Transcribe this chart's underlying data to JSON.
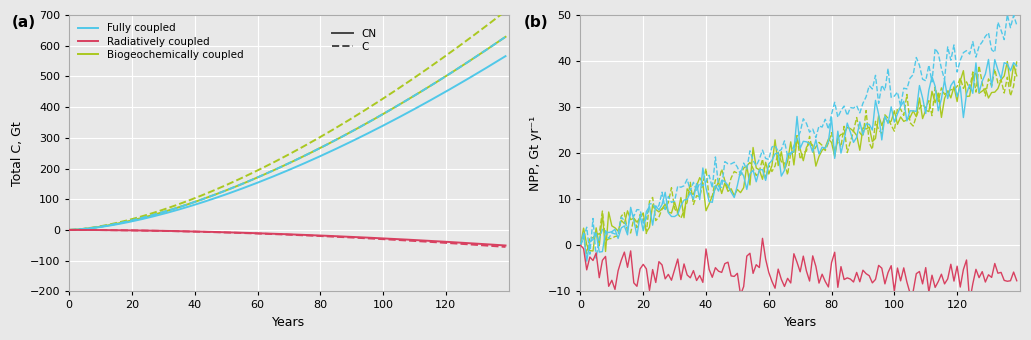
{
  "panel_a": {
    "title": "(a)",
    "ylabel": "Total C, Gt",
    "xlabel": "Years",
    "xlim": [
      0,
      140
    ],
    "ylim": [
      -200,
      700
    ],
    "yticks": [
      -200,
      -100,
      0,
      100,
      200,
      300,
      400,
      500,
      600,
      700
    ],
    "xticks": [
      0,
      20,
      40,
      60,
      80,
      100,
      120
    ]
  },
  "panel_b": {
    "title": "(b)",
    "ylabel": "NPP, Gt yr⁻¹",
    "xlabel": "Years",
    "xlim": [
      0,
      140
    ],
    "ylim": [
      -10,
      50
    ],
    "yticks": [
      -10,
      0,
      10,
      20,
      30,
      40,
      50
    ],
    "xticks": [
      0,
      20,
      40,
      60,
      80,
      100,
      120
    ]
  },
  "colors": {
    "fully_coupled": "#50c8e8",
    "radiatively_coupled": "#d84060",
    "biogeochemically_coupled": "#aac820"
  },
  "legend_labels": {
    "fully_coupled": "Fully coupled",
    "radiatively_coupled": "Radiatively coupled",
    "biogeochemically_coupled": "Biogeochemically coupled",
    "CN": "CN",
    "C": "C"
  },
  "background_color": "#e8e8e8",
  "grid_color": "#ffffff",
  "n_years": 140,
  "seed": 42
}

» **Exercise goal**: Would you return the data exactly as written, without the pictures?

» **Task solution**:
Transcribe this chart's underlying data to JSON.
{
  "panel_a": {
    "title": "(a)",
    "ylabel": "Total C, Gt",
    "xlabel": "Years",
    "xlim": [
      0,
      140
    ],
    "ylim": [
      -200,
      700
    ],
    "yticks": [
      -200,
      -100,
      0,
      100,
      200,
      300,
      400,
      500,
      600,
      700
    ],
    "xticks": [
      0,
      20,
      40,
      60,
      80,
      100,
      120
    ]
  },
  "panel_b": {
    "title": "(b)",
    "ylabel": "NPP, Gt yr⁻¹",
    "xlabel": "Years",
    "xlim": [
      0,
      140
    ],
    "ylim": [
      -10,
      50
    ],
    "yticks": [
      -10,
      0,
      10,
      20,
      30,
      40,
      50
    ],
    "xticks": [
      0,
      20,
      40,
      60,
      80,
      100,
      120
    ]
  },
  "colors": {
    "fully_coupled": "#50c8e8",
    "radiatively_coupled": "#d84060",
    "biogeochemically_coupled": "#aac820"
  },
  "legend_labels": {
    "fully_coupled": "Fully coupled",
    "radiatively_coupled": "Radiatively coupled",
    "biogeochemically_coupled": "Biogeochemically coupled",
    "CN": "CN",
    "C": "C"
  },
  "background_color": "#e8e8e8",
  "grid_color": "#ffffff",
  "n_years": 140,
  "seed": 42
}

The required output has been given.